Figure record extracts
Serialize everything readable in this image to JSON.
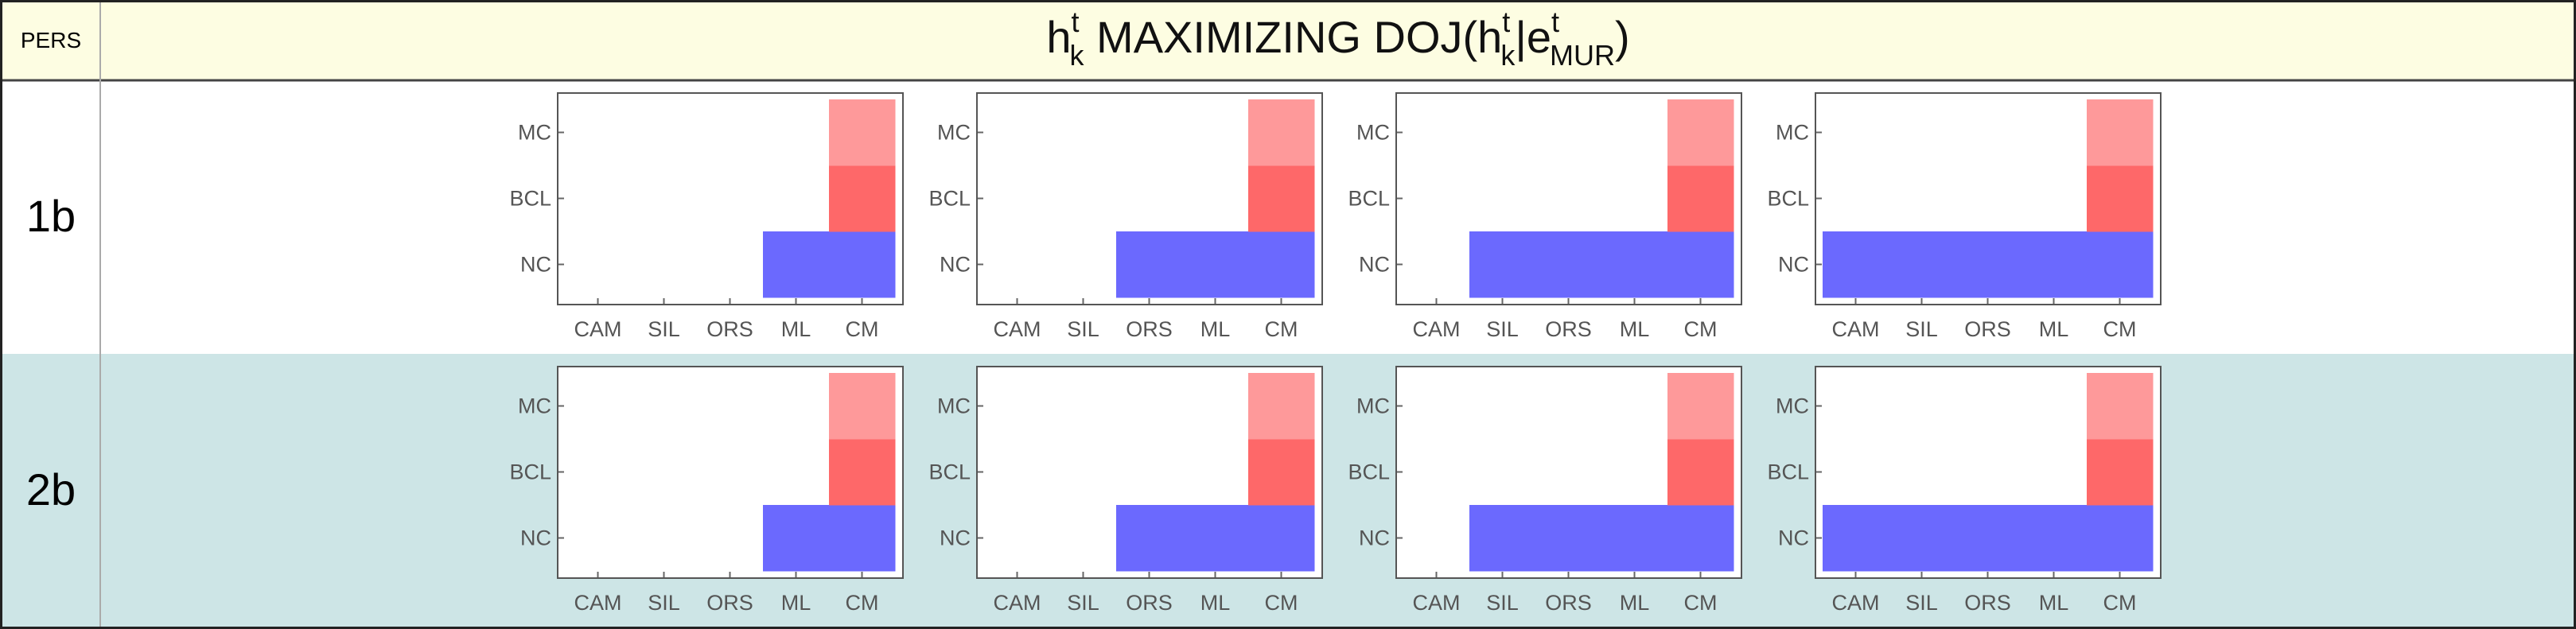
{
  "header": {
    "pers_label": "PERS",
    "title": {
      "h": "h",
      "sup1": "t",
      "sub1": "k",
      "mid": " MAXIMIZING DOJ(h",
      "sup2": "t",
      "sub2": "k",
      "bar": "|e",
      "sup3": "t",
      "sub3": "MUR",
      "close": ")"
    }
  },
  "colors": {
    "header_bg": "#fdfde2",
    "row1_bg": "#ffffff",
    "row2_bg": "#cde5e6",
    "NC": "#6b69fe",
    "BCL": "#fe6869",
    "MC": "#fe999a",
    "empty": "#ffffff",
    "axis_text": "#555555"
  },
  "chart_data": {
    "type": "heatmap",
    "x_categories": [
      "CAM",
      "SIL",
      "ORS",
      "ML",
      "CM"
    ],
    "y_categories": [
      "NC",
      "BCL",
      "MC"
    ],
    "rows": [
      {
        "label": "1b",
        "panels": [
          {
            "filled": {
              "NC": [
                "ML",
                "CM"
              ],
              "BCL": [
                "CM"
              ],
              "MC": [
                "CM"
              ]
            }
          },
          {
            "filled": {
              "NC": [
                "ORS",
                "ML",
                "CM"
              ],
              "BCL": [
                "CM"
              ],
              "MC": [
                "CM"
              ]
            }
          },
          {
            "filled": {
              "NC": [
                "SIL",
                "ORS",
                "ML",
                "CM"
              ],
              "BCL": [
                "CM"
              ],
              "MC": [
                "CM"
              ]
            }
          },
          {
            "filled": {
              "NC": [
                "CAM",
                "SIL",
                "ORS",
                "ML",
                "CM"
              ],
              "BCL": [
                "CM"
              ],
              "MC": [
                "CM"
              ]
            }
          }
        ]
      },
      {
        "label": "2b",
        "panels": [
          {
            "filled": {
              "NC": [
                "ML",
                "CM"
              ],
              "BCL": [
                "CM"
              ],
              "MC": [
                "CM"
              ]
            }
          },
          {
            "filled": {
              "NC": [
                "ORS",
                "ML",
                "CM"
              ],
              "BCL": [
                "CM"
              ],
              "MC": [
                "CM"
              ]
            }
          },
          {
            "filled": {
              "NC": [
                "SIL",
                "ORS",
                "ML",
                "CM"
              ],
              "BCL": [
                "CM"
              ],
              "MC": [
                "CM"
              ]
            }
          },
          {
            "filled": {
              "NC": [
                "CAM",
                "SIL",
                "ORS",
                "ML",
                "CM"
              ],
              "BCL": [
                "CM"
              ],
              "MC": [
                "CM"
              ]
            }
          }
        ]
      }
    ]
  }
}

== Task goal ==
What comes back should match the records exactly, minus any pictures.

== Complete answer ==
Serialize everything readable in this image to JSON.
{
  "header": {
    "pers_label": "PERS",
    "title": {
      "h": "h",
      "sup1": "t",
      "sub1": "k",
      "mid": " MAXIMIZING DOJ(h",
      "sup2": "t",
      "sub2": "k",
      "bar": "|e",
      "sup3": "t",
      "sub3": "MUR",
      "close": ")"
    }
  },
  "colors": {
    "header_bg": "#fdfde2",
    "row1_bg": "#ffffff",
    "row2_bg": "#cde5e6",
    "NC": "#6b69fe",
    "BCL": "#fe6869",
    "MC": "#fe999a",
    "empty": "#ffffff",
    "axis_text": "#555555"
  },
  "chart_data": {
    "type": "heatmap",
    "x_categories": [
      "CAM",
      "SIL",
      "ORS",
      "ML",
      "CM"
    ],
    "y_categories": [
      "NC",
      "BCL",
      "MC"
    ],
    "rows": [
      {
        "label": "1b",
        "panels": [
          {
            "filled": {
              "NC": [
                "ML",
                "CM"
              ],
              "BCL": [
                "CM"
              ],
              "MC": [
                "CM"
              ]
            }
          },
          {
            "filled": {
              "NC": [
                "ORS",
                "ML",
                "CM"
              ],
              "BCL": [
                "CM"
              ],
              "MC": [
                "CM"
              ]
            }
          },
          {
            "filled": {
              "NC": [
                "SIL",
                "ORS",
                "ML",
                "CM"
              ],
              "BCL": [
                "CM"
              ],
              "MC": [
                "CM"
              ]
            }
          },
          {
            "filled": {
              "NC": [
                "CAM",
                "SIL",
                "ORS",
                "ML",
                "CM"
              ],
              "BCL": [
                "CM"
              ],
              "MC": [
                "CM"
              ]
            }
          }
        ]
      },
      {
        "label": "2b",
        "panels": [
          {
            "filled": {
              "NC": [
                "ML",
                "CM"
              ],
              "BCL": [
                "CM"
              ],
              "MC": [
                "CM"
              ]
            }
          },
          {
            "filled": {
              "NC": [
                "ORS",
                "ML",
                "CM"
              ],
              "BCL": [
                "CM"
              ],
              "MC": [
                "CM"
              ]
            }
          },
          {
            "filled": {
              "NC": [
                "SIL",
                "ORS",
                "ML",
                "CM"
              ],
              "BCL": [
                "CM"
              ],
              "MC": [
                "CM"
              ]
            }
          },
          {
            "filled": {
              "NC": [
                "CAM",
                "SIL",
                "ORS",
                "ML",
                "CM"
              ],
              "BCL": [
                "CM"
              ],
              "MC": [
                "CM"
              ]
            }
          }
        ]
      }
    ]
  }
}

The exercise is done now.